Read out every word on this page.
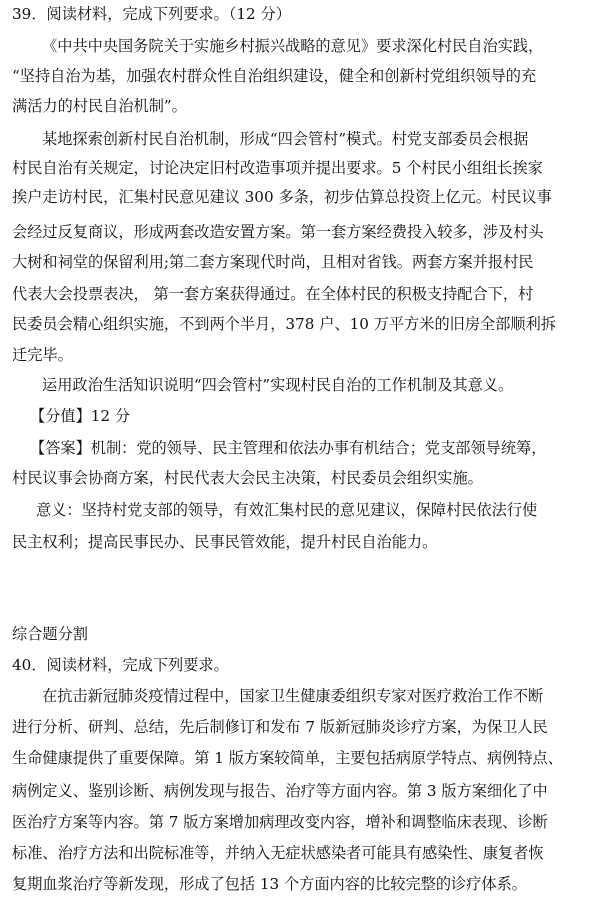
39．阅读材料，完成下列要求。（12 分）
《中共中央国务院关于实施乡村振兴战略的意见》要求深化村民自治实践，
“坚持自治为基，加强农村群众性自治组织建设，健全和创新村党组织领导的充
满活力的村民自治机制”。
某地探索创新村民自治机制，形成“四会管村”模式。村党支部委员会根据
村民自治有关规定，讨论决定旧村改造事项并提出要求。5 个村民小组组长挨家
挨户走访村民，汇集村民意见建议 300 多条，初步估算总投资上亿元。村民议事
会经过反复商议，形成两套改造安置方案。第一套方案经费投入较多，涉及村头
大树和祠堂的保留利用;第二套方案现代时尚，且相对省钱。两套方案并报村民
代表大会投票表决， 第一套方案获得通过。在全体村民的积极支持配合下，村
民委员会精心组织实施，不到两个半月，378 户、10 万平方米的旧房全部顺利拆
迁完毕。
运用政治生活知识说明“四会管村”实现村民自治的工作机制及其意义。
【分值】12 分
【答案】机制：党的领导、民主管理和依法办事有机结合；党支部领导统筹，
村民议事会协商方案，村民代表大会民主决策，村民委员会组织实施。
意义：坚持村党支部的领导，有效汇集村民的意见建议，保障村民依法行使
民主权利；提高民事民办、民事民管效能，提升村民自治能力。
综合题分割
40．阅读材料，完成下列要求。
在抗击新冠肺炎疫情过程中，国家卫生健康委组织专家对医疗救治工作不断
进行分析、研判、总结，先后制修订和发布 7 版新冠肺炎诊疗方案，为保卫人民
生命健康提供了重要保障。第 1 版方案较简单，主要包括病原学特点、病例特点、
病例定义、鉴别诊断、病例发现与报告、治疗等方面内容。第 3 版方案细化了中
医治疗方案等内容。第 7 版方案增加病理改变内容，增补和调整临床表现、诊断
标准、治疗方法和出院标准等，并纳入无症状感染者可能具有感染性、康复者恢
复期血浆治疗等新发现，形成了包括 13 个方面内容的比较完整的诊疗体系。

_ _ _ _ _ _ _

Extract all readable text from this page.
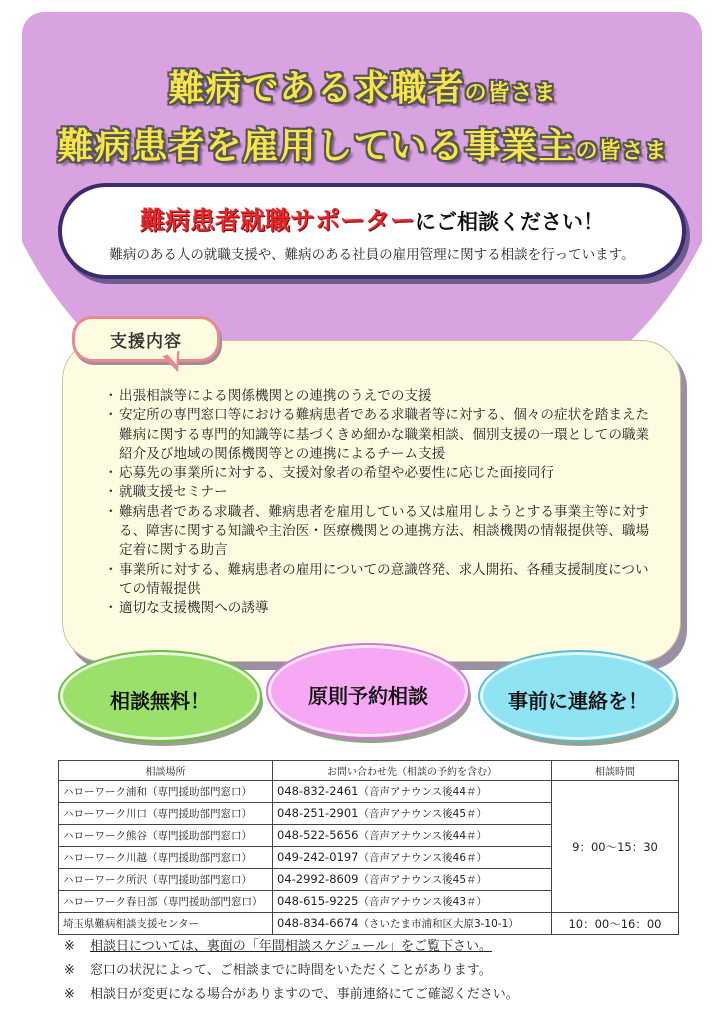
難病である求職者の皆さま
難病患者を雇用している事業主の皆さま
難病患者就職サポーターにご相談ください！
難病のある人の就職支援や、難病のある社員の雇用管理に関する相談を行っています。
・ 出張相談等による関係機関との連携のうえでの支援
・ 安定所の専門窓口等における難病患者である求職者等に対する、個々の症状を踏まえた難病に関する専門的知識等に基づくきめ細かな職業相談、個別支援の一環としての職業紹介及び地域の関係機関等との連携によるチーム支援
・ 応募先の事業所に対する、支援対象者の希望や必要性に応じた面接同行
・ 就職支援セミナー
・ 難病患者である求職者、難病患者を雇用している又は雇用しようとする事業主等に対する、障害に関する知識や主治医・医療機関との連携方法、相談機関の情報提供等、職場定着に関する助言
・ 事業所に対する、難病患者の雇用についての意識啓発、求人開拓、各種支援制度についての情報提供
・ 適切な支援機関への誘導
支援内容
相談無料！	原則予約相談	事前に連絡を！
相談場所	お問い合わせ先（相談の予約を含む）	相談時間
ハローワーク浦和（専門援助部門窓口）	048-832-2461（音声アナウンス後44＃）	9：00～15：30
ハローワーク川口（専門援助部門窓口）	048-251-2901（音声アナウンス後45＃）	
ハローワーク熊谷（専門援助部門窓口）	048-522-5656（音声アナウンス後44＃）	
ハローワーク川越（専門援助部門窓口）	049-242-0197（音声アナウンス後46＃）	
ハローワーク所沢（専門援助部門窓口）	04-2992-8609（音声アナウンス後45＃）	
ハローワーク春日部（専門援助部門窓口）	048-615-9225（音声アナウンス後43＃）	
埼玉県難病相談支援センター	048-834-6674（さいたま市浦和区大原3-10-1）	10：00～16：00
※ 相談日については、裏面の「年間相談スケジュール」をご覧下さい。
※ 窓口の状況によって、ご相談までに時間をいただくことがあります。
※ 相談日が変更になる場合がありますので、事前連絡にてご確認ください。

_ _ _ _ _ _ _

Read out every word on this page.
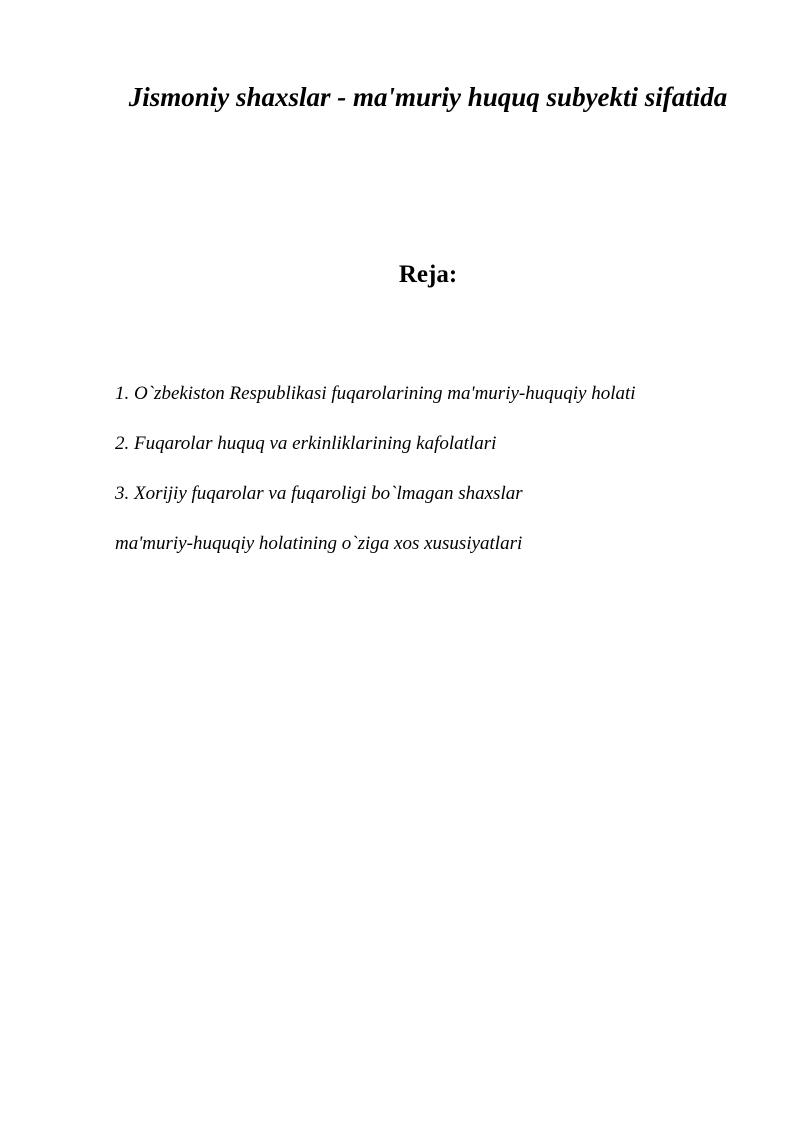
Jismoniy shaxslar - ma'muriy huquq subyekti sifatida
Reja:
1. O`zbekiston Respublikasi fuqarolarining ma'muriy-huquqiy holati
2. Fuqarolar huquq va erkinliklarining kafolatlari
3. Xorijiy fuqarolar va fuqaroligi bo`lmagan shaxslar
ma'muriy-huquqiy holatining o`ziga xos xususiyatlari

_ _ _ _ _ _ _

TASK BRIEF:
Track down every line with the word "専門援助部門窓口" and copy it.

THE COMPLETED TASK:
ハローワーク浦和（専門援助部門窓口）	048-832-2461（音声アナウンス後44＃）	9：00～15：30
ハローワーク川口（専門援助部門窓口）	048-251-2901（音声アナウンス後45＃）	
ハローワーク熊谷（専門援助部門窓口）	048-522-5656（音声アナウンス後44＃）	
ハローワーク川越（専門援助部門窓口）	049-242-0197（音声アナウンス後46＃）	
ハローワーク所沢（専門援助部門窓口）	04-2992-8609（音声アナウンス後45＃）	
ハローワーク春日部（専門援助部門窓口）	048-615-9225（音声アナウンス後43＃）	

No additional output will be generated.